= TASK STATEMENT =
Write out the records beneath this line exactly as they appear, minus any images.

= SOURCE DATA =
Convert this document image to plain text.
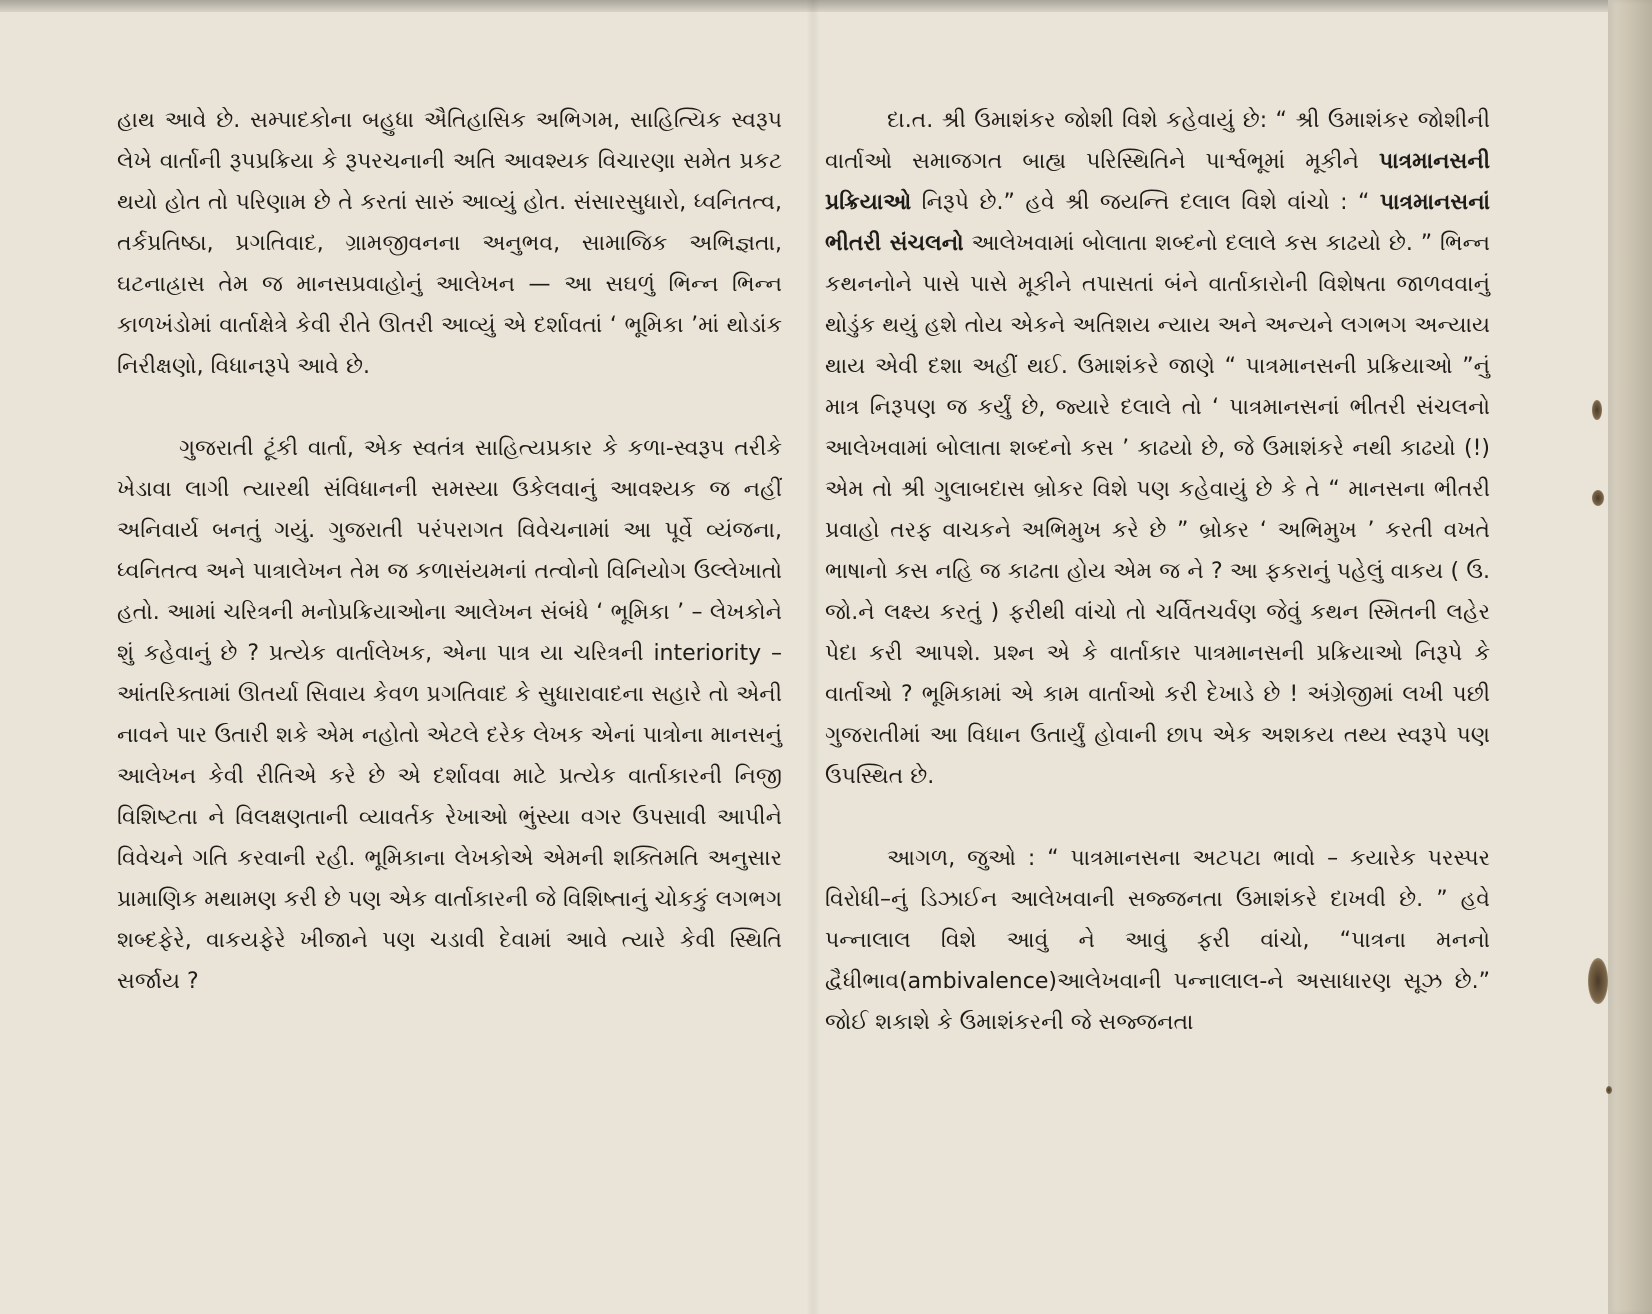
હાથ આવે છે. સમ્પાદકોના બહુધા ઐતિહાસિક અભિગમ, સાહિત્યિક સ્વરૂપ લેખે વાર્તાની રૂપપ્રક્રિયા કે રૂપરચનાની અતિ આવશ્યક વિચારણા સમેત પ્રકટ થયો હોત તો પરિણામ છે તે કરતાં સારું આવ્યું હોત. સંસારસુધારો, ધ્વનિતત્વ, તર્કપ્રતિષ્ઠા, પ્રગતિવાદ, ગ્રામજીવનના અનુભવ, સામાજિક અભિજ્ઞતા, ઘટનાહ્રાસ તેમ જ માનસપ્રવાહોનું આલેખન — આ સઘળું ભિન્ન ભિન્ન કાળખંડોમાં વાર્તાક્ષેત્રે કેવી રીતે ઊતરી આવ્યું એ દર્શાવતાં ‘ ભૂમિકા ’માં થોડાંક નિરીક્ષણો, વિધાનરૂપે આવે છે.

ગુજરાતી ટૂંકી વાર્તા, એક સ્વતંત્ર સાહિત્યપ્રકાર કે કળા-સ્વરૂપ તરીકે ખેડાવા લાગી ત્યારથી સંવિધાનની સમસ્યા ઉકેલવાનું આવશ્યક જ નહીં અનિવાર્ય બનતું ગયું. ગુજરાતી પરંપરાગત વિવેચનામાં આ પૂર્વે વ્યંજના, ધ્વનિતત્વ અને પાત્રાલેખન તેમ જ કળાસંયમનાં તત્વોનો વિનિયોગ ઉલ્લેખાતો હતો. આમાં ચરિત્રની મનોપ્રક્રિયાઓના આલેખન સંબંધે ‘ ભૂમિકા ’ – લેખકોને શું કહેવાનું છે ? પ્રત્યેક વાર્તાલેખક, એના પાત્ર યા ચરિત્રની interiority – આંતરિક્તામાં ઊતર્યા સિવાય કેવળ પ્રગતિવાદ કે સુધારાવાદના સહારે તો એની નાવને પાર ઉતારી શકે એમ નહોતો એટલે દરેક લેખક એનાં પાત્રોના માનસનું આલેખન કેવી રીતિએ કરે છે એ દર્શાવવા માટે પ્રત્યેક વાર્તાકારની નિજી વિશિષ્ટતા ને વિલક્ષણતાની વ્યાવર્તક રેખાઓ ભુંસ્યા વગર ઉપસાવી આપીને વિવેચને ગતિ કરવાની રહી. ભૂમિકાના લેખકોએ એમની શક્તિમતિ અનુસાર પ્રામાણિક મથામણ કરી છે પણ એક વાર્તાકારની જે વિશિષ્તાનું ચોકકું લગભગ શબ્દફેરે, વાકયફેરે ખીજાને પણ ચડાવી દેવામાં આવે ત્યારે કેવી સ્થિતિ સર્જાય ?

દા.ત. શ્રી ઉમાશંકર જોશી વિશે કહેવાયું છે: “ શ્રી ઉમાશંકર જોશીની વાર્તાઓ સમાજગત બાહ્ય પરિસ્થિતિને પાર્શ્વભૂમાં મૂકીને પાત્રમાનસની પ્રક્રિયાઓ નિરૂપે છે.” હવે શ્રી જયન્તિ દલાલ વિશે વાંચો : “ પાત્રમાનસનાં ભીતરી સંચલનો આલેખવામાં બોલાતા શબ્દનો દલાલે કસ કાઢયો છે. ” ભિન્ન કથનનોને પાસે પાસે મૂકીને તપાસતાં બંને વાર્તાકારોની વિશેષતા જાળવવાનું થોડુંક થયું હશે તોય એકને અતિશય ન્યાય અને અન્યને લગભગ અન્યાય થાય એવી દશા અહીં થઈ. ઉમાશંકરે જાણે “ પાત્રમાનસની પ્રક્રિયાઓ ”નું માત્ર નિરૂપણ જ કર્યું છે, જ્યારે દલાલે તો ‘ પાત્રમાનસનાં ભીતરી સંચલનો આલેખવામાં બોલાતા શબ્દનો કસ ’ કાઢયો છે, જે ઉમાશંકરે નથી કાઢયો (!) એમ તો શ્રી ગુલાબદાસ બ્રોકર વિશે પણ કહેવાયું છે કે તે “ માનસના ભીતરી પ્રવાહો તરફ વાચકને અભિમુખ કરે છે ” બ્રોકર ‘ અભિમુખ ’ કરતી વખતે ભાષાનો કસ નહિ જ કાઢતા હોય એમ જ ને ? આ ફકરાનું પહેલું વાકય ( ઉ. જો.ને લક્ષ્ય કરતું ) ફરીથી વાંચો તો ચર્વિતચર્વણ જેવું કથન સ્મિતની લહેર પેદા કરી આપશે. પ્રશ્ન એ કે વાર્તાકાર પાત્રમાનસની પ્રક્રિયાઓ નિરૂપે કે વાર્તાઓ ? ભૂમિકામાં એ કામ વાર્તાઓ કરી દેખાડે છે ! અંગ્રેજીમાં લખી પછી ગુજરાતીમાં આ વિધાન ઉતાર્યું હોવાની છાપ એક અશકય તથ્ય સ્વરૂપે પણ ઉપસ્થિત છે.

આગળ, જુઓ : “ પાત્રમાનસના અટપટા ભાવો – કયારેક પરસ્પર વિરોધી–નું ડિઝાઈન આલેખવાની સજ્જનતા ઉમાશંકરે દાખવી છે. ” હવે પન્નાલાલ વિશે આવું ને આવું ફરી વાંચો, “પાત્રના મનનો દ્વૈધીભાવ(ambivalence)આલેખવાની પન્નાલાલ-ને અસાધારણ સૂઝ છે.” જોઈ શકાશે કે ઉમાશંકરની જે સજ્જનતા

= TASK RESPONSE =
Convert this document image to plain text.
હાથ આવે છે. સમ્પાદકોના બહુધા ઐતિહાસિક અભિગમ, સાહિત્યિક સ્વરૂપ લેખે વાર્તાની રૂપપ્રક્રિયા કે રૂપરચનાની અતિ આવશ્યક વિચારણા સમેત પ્રકટ થયો હોત તો પરિણામ છે તે કરતાં સારું આવ્યું હોત. સંસારસુધારો, ધ્વનિતત્વ, તર્કપ્રતિષ્ઠા, પ્રગતિવાદ, ગ્રામજીવનના અનુભવ, સામાજિક અભિજ્ઞતા, ઘટનાહ્રાસ તેમ જ માનસપ્રવાહોનું આલેખન — આ સઘળું ભિન્ન ભિન્ન કાળખંડોમાં વાર્તાક્ષેત્રે કેવી રીતે ઊતરી આવ્યું એ દર્શાવતાં ‘ ભૂમિકા ’માં થોડાંક નિરીક્ષણો, વિધાનરૂપે આવે છે.

ગુજરાતી ટૂંકી વાર્તા, એક સ્વતંત્ર સાહિત્યપ્રકાર કે કળા-સ્વરૂપ તરીકે ખેડાવા લાગી ત્યારથી સંવિધાનની સમસ્યા ઉકેલવાનું આવશ્યક જ નહીં અનિવાર્ય બનતું ગયું. ગુજરાતી પરંપરાગત વિવેચનામાં આ પૂર્વે વ્યંજના, ધ્વનિતત્વ અને પાત્રાલેખન તેમ જ કળાસંયમનાં તત્વોનો વિનિયોગ ઉલ્લેખાતો હતો. આમાં ચરિત્રની મનોપ્રક્રિયાઓના આલેખન સંબંધે ‘ ભૂમિકા ’ – લેખકોને શું કહેવાનું છે ? પ્રત્યેક વાર્તાલેખક, એના પાત્ર યા ચરિત્રની interiority – આંતરિક્તામાં ઊતર્યા સિવાય કેવળ પ્રગતિવાદ કે સુધારાવાદના સહારે તો એની નાવને પાર ઉતારી શકે એમ નહોતો એટલે દરેક લેખક એનાં પાત્રોના માનસનું આલેખન કેવી રીતિએ કરે છે એ દર્શાવવા માટે પ્રત્યેક વાર્તાકારની નિજી વિશિષ્ટતા ને વિલક્ષણતાની વ્યાવર્તક રેખાઓ ભુંસ્યા વગર ઉપસાવી આપીને વિવેચને ગતિ કરવાની રહી. ભૂમિકાના લેખકોએ એમની શક્તિમતિ અનુસાર પ્રામાણિક મથામણ કરી છે પણ એક વાર્તાકારની જે વિશિષ્તાનું ચોકકું લગભગ શબ્દફેરે, વાકયફેરે ખીજાને પણ ચડાવી દેવામાં આવે ત્યારે કેવી સ્થિતિ સર્જાય ?

દા.ત. શ્રી ઉમાશંકર જોશી વિશે કહેવાયું છે: “ શ્રી ઉમાશંકર જોશીની વાર્તાઓ સમાજગત બાહ્ય પરિસ્થિતિને પાર્શ્વભૂમાં મૂકીને પાત્રમાનસની પ્રક્રિયાઓ નિરૂપે છે.” હવે શ્રી જયન્તિ દલાલ વિશે વાંચો : “ પાત્રમાનસનાં ભીતરી સંચલનો આલેખવામાં બોલાતા શબ્દનો દલાલે કસ કાઢયો છે. ” ભિન્ન કથનનોને પાસે પાસે મૂકીને તપાસતાં બંને વાર્તાકારોની વિશેષતા જાળવવાનું થોડુંક થયું હશે તોય એકને અતિશય ન્યાય અને અન્યને લગભગ અન્યાય થાય એવી દશા અહીં થઈ. ઉમાશંકરે જાણે “ પાત્રમાનસની પ્રક્રિયાઓ ”નું માત્ર નિરૂપણ જ કર્યું છે, જ્યારે દલાલે તો ‘ પાત્રમાનસનાં ભીતરી સંચલનો આલેખવામાં બોલાતા શબ્દનો કસ ’ કાઢયો છે, જે ઉમાશંકરે નથી કાઢયો (!) એમ તો શ્રી ગુલાબદાસ બ્રોકર વિશે પણ કહેવાયું છે કે તે “ માનસના ભીતરી પ્રવાહો તરફ વાચકને અભિમુખ કરે છે ” બ્રોકર ‘ અભિમુખ ’ કરતી વખતે ભાષાનો કસ નહિ જ કાઢતા હોય એમ જ ને ? આ ફકરાનું પહેલું વાકય ( ઉ. જો.ને લક્ષ્ય કરતું ) ફરીથી વાંચો તો ચર્વિતચર્વણ જેવું કથન સ્મિતની લહેર પેદા કરી આપશે. પ્રશ્ન એ કે વાર્તાકાર પાત્રમાનસની પ્રક્રિયાઓ નિરૂપે કે વાર્તાઓ ? ભૂમિકામાં એ કામ વાર્તાઓ કરી દેખાડે છે ! અંગ્રેજીમાં લખી પછી ગુજરાતીમાં આ વિધાન ઉતાર્યું હોવાની છાપ એક અશકય તથ્ય સ્વરૂપે પણ ઉપસ્થિત છે.

આગળ, જુઓ : “ પાત્રમાનસના અટપટા ભાવો – કયારેક પરસ્પર વિરોધી–નું ડિઝાઈન આલેખવાની સજ્જનતા ઉમાશંકરે દાખવી છે. ” હવે પન્નાલાલ વિશે આવું ને આવું ફરી વાંચો, “પાત્રના મનનો દ્વૈધીભાવ(ambivalence)આલેખવાની પન્નાલાલ-ને અસાધારણ સૂઝ છે.” જોઈ શકાશે કે ઉમાશંકરની જે સજ્જનતા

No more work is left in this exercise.